Output every line of the items below exactly as they appear, but omit the picture lines.

[BEGIN Given records]

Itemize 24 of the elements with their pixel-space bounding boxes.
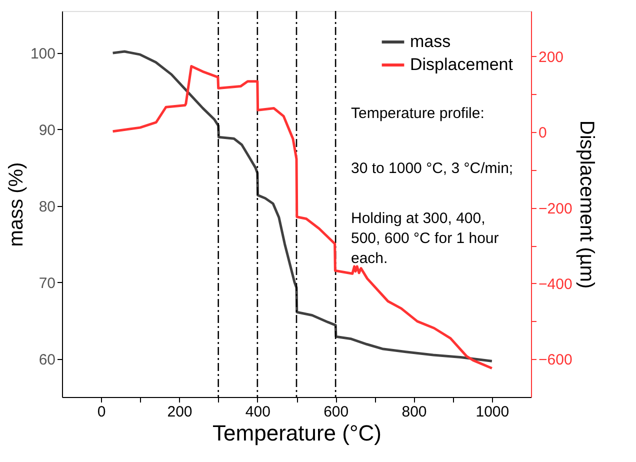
x-tick-label: 1000 <box>476 404 510 420</box>
y2-tick-label: −400 <box>538 276 572 293</box>
y2-tick-label: 0 <box>538 124 547 142</box>
legend-label: mass <box>410 32 451 51</box>
annotation: 30 to 1000 °C, 3 °C/min; <box>351 160 514 177</box>
y2-tick-label: −200 <box>538 200 572 218</box>
y-tick-label: 60 <box>38 351 56 368</box>
y-tick-label: 80 <box>38 198 56 216</box>
x-tick-label: 200 <box>167 404 192 420</box>
annotation: Holding at 300, 400, 500, 600 °C for 1 hour each. <box>351 210 499 267</box>
y2-tick-label: 200 <box>538 48 564 66</box>
y-tick-label: 100 <box>30 46 56 63</box>
y2-axis-title: Displacement (µm) <box>575 120 598 289</box>
x-tick-label: 400 <box>245 404 270 420</box>
x-tick-label: 800 <box>402 404 427 420</box>
x-tick-label: 0 <box>97 404 106 420</box>
legend-label: Displacement <box>410 55 514 74</box>
y-axis-title: mass (%) <box>5 162 28 247</box>
y2-tick-label: −600 <box>538 352 572 369</box>
x-tick-label: 600 <box>324 404 349 420</box>
y-tick-label: 70 <box>38 274 56 292</box>
x-axis-title: Temperature (°C) <box>212 420 382 446</box>
y-tick-label: 90 <box>38 122 56 139</box>
annotation: Temperature profile: <box>351 105 484 122</box>
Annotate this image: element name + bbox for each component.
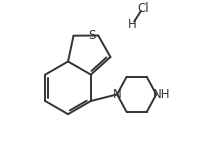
Text: H: H — [128, 18, 137, 31]
Text: N: N — [113, 88, 122, 101]
Text: NH: NH — [153, 88, 170, 101]
Text: S: S — [89, 29, 96, 42]
Text: Cl: Cl — [138, 2, 149, 15]
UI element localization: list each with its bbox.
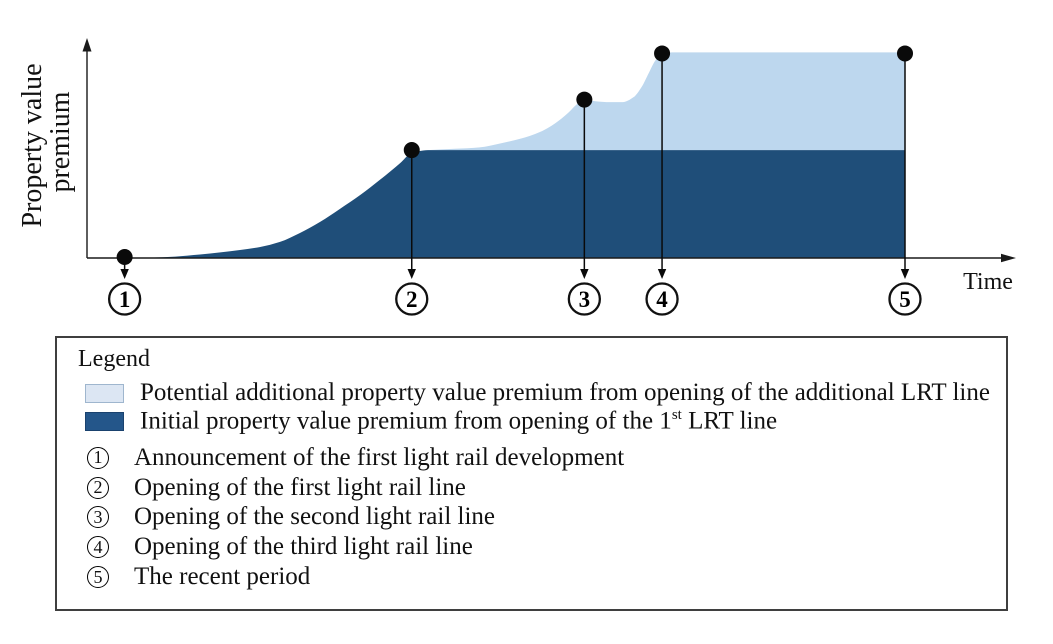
event-markers: 1 2 3 4 5 <box>107 45 922 316</box>
additional-premium-area <box>428 52 905 151</box>
legend-title: Legend <box>78 346 150 372</box>
initial-premium-swatch <box>85 411 124 431</box>
event-arrow-icon-5 <box>900 269 910 279</box>
additional-premium-swatch <box>85 383 124 403</box>
event-number-3: 3 <box>579 287 591 312</box>
event-arrow-icon-1 <box>120 269 129 279</box>
event-number-circle-4 <box>645 282 679 316</box>
event-number-circle-3 <box>567 282 601 316</box>
legend-item-2: 2 Opening of the first light rail line <box>87 473 624 503</box>
chart-axes <box>82 38 1016 263</box>
event-number-circle-5 <box>888 282 922 316</box>
event-arrow-icon-3 <box>580 269 589 279</box>
event-dot-2 <box>403 142 420 159</box>
legend-item-1: 1 Announcement of the first light rail d… <box>87 443 624 473</box>
chart-areas <box>124 52 906 258</box>
event-marker-5: 5 <box>888 45 922 316</box>
event-dot-1 <box>116 249 133 265</box>
event-number-2: 2 <box>406 287 418 312</box>
event-number-circle-2 <box>395 282 429 316</box>
legend-item-5: 5 The recent period <box>87 562 624 592</box>
event-marker-4: 4 <box>645 45 679 316</box>
event-number-circle-1 <box>107 282 142 316</box>
circled-4-icon: 4 <box>87 536 109 559</box>
event-marker-3: 3 <box>567 91 601 316</box>
y-axis-label: Property value premium <box>17 56 76 227</box>
event-number-1: 1 <box>119 287 131 312</box>
legend-item-3: 3 Opening of the second light rail line <box>87 503 624 533</box>
legend-events: 1 Announcement of the first light rail d… <box>87 443 624 592</box>
additional-premium-label: Potential additional property value prem… <box>140 379 990 406</box>
event-number-4: 4 <box>656 287 668 312</box>
x-axis-arrow-icon <box>1001 253 1016 263</box>
y-axis-arrow-icon <box>82 38 92 52</box>
event-dot-4 <box>654 45 671 62</box>
legend-box: Legend Potential additional property val… <box>55 336 1008 611</box>
circled-3-icon: 3 <box>87 506 109 529</box>
event-dot-3 <box>576 91 593 108</box>
legend-swatch-row-initial: Initial property value premium from open… <box>85 406 778 435</box>
circled-5-icon: 5 <box>87 566 109 589</box>
event-arrow-icon-4 <box>657 269 667 279</box>
initial-premium-label: Initial property value premium from open… <box>140 406 778 435</box>
legend-swatch-row-additional: Potential additional property value prem… <box>85 379 990 406</box>
property-value-chart: 1 2 3 4 5 Property value premium Time <box>17 38 1016 316</box>
initial-premium-area <box>124 150 906 258</box>
circled-2-icon: 2 <box>87 476 109 499</box>
circled-1-icon: 1 <box>87 446 109 469</box>
event-arrow-icon-2 <box>407 269 416 279</box>
event-marker-2: 2 <box>395 142 429 316</box>
event-marker-1: 1 <box>107 249 142 316</box>
event-number-5: 5 <box>899 287 911 312</box>
legend-item-4: 4 Opening of the third light rail line <box>87 532 624 562</box>
x-axis-label: Time <box>963 269 1013 295</box>
event-dot-5 <box>897 45 913 62</box>
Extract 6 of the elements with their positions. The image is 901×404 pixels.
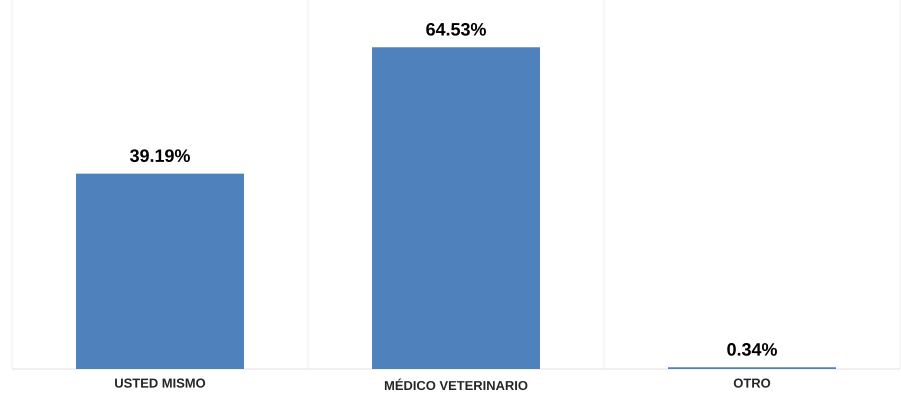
data-label: 0.34% [727, 343, 777, 356]
data-label: 64.53% [426, 22, 486, 36]
data-label: 39.19% [130, 149, 190, 162]
x-tick-label: USTED MISMO [115, 378, 206, 388]
x-tick-label: OTRO [734, 378, 770, 388]
x-tick-label: MÉDICO VETERINARIO [384, 378, 528, 390]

[END Given records]

> _Solution_:
Itemize 24 of the elements with their pixel-space bounding boxes.
x-tick-label: 1000 <box>476 404 510 420</box>
y2-tick-label: −400 <box>538 276 572 293</box>
y2-tick-label: 0 <box>538 124 547 142</box>
legend-label: mass <box>410 32 451 51</box>
annotation: 30 to 1000 °C, 3 °C/min; <box>351 160 514 177</box>
y2-tick-label: −200 <box>538 200 572 218</box>
y-tick-label: 60 <box>38 351 56 368</box>
y-tick-label: 80 <box>38 198 56 216</box>
x-tick-label: 200 <box>167 404 192 420</box>
annotation: Holding at 300, 400, 500, 600 °C for 1 hour each. <box>351 210 499 267</box>
y2-tick-label: 200 <box>538 48 564 66</box>
y-tick-label: 100 <box>30 46 56 63</box>
y2-axis-title: Displacement (µm) <box>575 120 598 289</box>
x-tick-label: 400 <box>245 404 270 420</box>
x-tick-label: 800 <box>402 404 427 420</box>
x-tick-label: 0 <box>97 404 106 420</box>
legend-label: Displacement <box>410 55 514 74</box>
y-axis-title: mass (%) <box>5 162 28 247</box>
y2-tick-label: −600 <box>538 352 572 369</box>
x-tick-label: 600 <box>324 404 349 420</box>
y-tick-label: 70 <box>38 274 56 292</box>
x-axis-title: Temperature (°C) <box>212 420 382 446</box>
y-tick-label: 90 <box>38 122 56 139</box>
annotation: Temperature profile: <box>351 105 484 122</box>
Annotate this image: element name + bbox for each component.
Text: H: H — [128, 18, 137, 31]
Text: N: N — [113, 88, 122, 101]
Text: NH: NH — [153, 88, 170, 101]
Text: S: S — [89, 29, 96, 42]
Text: Cl: Cl — [138, 2, 149, 15]
UI element localization: list each with its bbox.
event-markers: 1 2 3 4 5 <box>107 45 922 316</box>
additional-premium-area <box>428 52 905 151</box>
legend-title: Legend <box>78 346 150 372</box>
initial-premium-swatch <box>85 411 124 431</box>
event-arrow-icon-5 <box>900 269 910 279</box>
additional-premium-swatch <box>85 383 124 403</box>
event-number-3: 3 <box>579 287 591 312</box>
event-arrow-icon-1 <box>120 269 129 279</box>
event-number-circle-4 <box>645 282 679 316</box>
event-number-circle-3 <box>567 282 601 316</box>
legend-item-2: 2 Opening of the first light rail line <box>87 473 624 503</box>
chart-axes <box>82 38 1016 263</box>
event-number-circle-5 <box>888 282 922 316</box>
event-arrow-icon-3 <box>580 269 589 279</box>
event-dot-2 <box>403 142 420 159</box>
legend-item-1: 1 Announcement of the first light rail d… <box>87 443 624 473</box>
chart-areas <box>124 52 906 258</box>
event-marker-5: 5 <box>888 45 922 316</box>
event-dot-1 <box>116 249 133 265</box>
event-number-2: 2 <box>406 287 418 312</box>
event-number-circle-2 <box>395 282 429 316</box>
legend-item-5: 5 The recent period <box>87 562 624 592</box>
event-marker-4: 4 <box>645 45 679 316</box>
event-number-circle-1 <box>107 282 142 316</box>
circled-4-icon: 4 <box>87 536 109 559</box>
event-marker-3: 3 <box>567 91 601 316</box>
y-axis-label: Property value premium <box>17 56 76 227</box>
event-number-1: 1 <box>119 287 131 312</box>
legend-item-3: 3 Opening of the second light rail line <box>87 503 624 533</box>
legend-events: 1 Announcement of the first light rail d… <box>87 443 624 592</box>
additional-premium-label: Potential additional property value prem… <box>140 379 990 406</box>
event-number-4: 4 <box>656 287 668 312</box>
x-axis-arrow-icon <box>1001 253 1016 263</box>
y-axis-arrow-icon <box>82 38 92 52</box>
event-dot-4 <box>654 45 671 62</box>
legend-box: Legend Potential additional property val… <box>55 336 1008 611</box>
circled-3-icon: 3 <box>87 506 109 529</box>
event-dot-3 <box>576 91 593 108</box>
legend-swatch-row-initial: Initial property value premium from open… <box>85 406 778 435</box>
circled-5-icon: 5 <box>87 566 109 589</box>
event-arrow-icon-4 <box>657 269 667 279</box>
initial-premium-label: Initial property value premium from open… <box>140 406 778 435</box>
legend-swatch-row-additional: Potential additional property value prem… <box>85 379 990 406</box>
property-value-chart: 1 2 3 4 5 Property value premium Time <box>17 38 1016 316</box>
initial-premium-area <box>124 150 906 258</box>
circled-2-icon: 2 <box>87 476 109 499</box>
circled-1-icon: 1 <box>87 446 109 469</box>
event-arrow-icon-2 <box>407 269 416 279</box>
event-marker-2: 2 <box>395 142 429 316</box>
event-marker-1: 1 <box>107 249 142 316</box>
event-number-5: 5 <box>899 287 911 312</box>
legend-item-4: 4 Opening of the third light rail line <box>87 532 624 562</box>
x-axis-label: Time <box>963 269 1013 295</box>
event-dot-5 <box>897 45 913 62</box>
Extract 6 of the elements with their positions. The image is 901×404 pixels.
data-label: 0.34% [727, 343, 777, 356]
data-label: 64.53% [426, 22, 486, 36]
data-label: 39.19% [130, 149, 190, 162]
x-tick-label: USTED MISMO [115, 378, 206, 388]
x-tick-label: OTRO [734, 378, 770, 388]
x-tick-label: MÉDICO VETERINARIO [384, 378, 528, 390]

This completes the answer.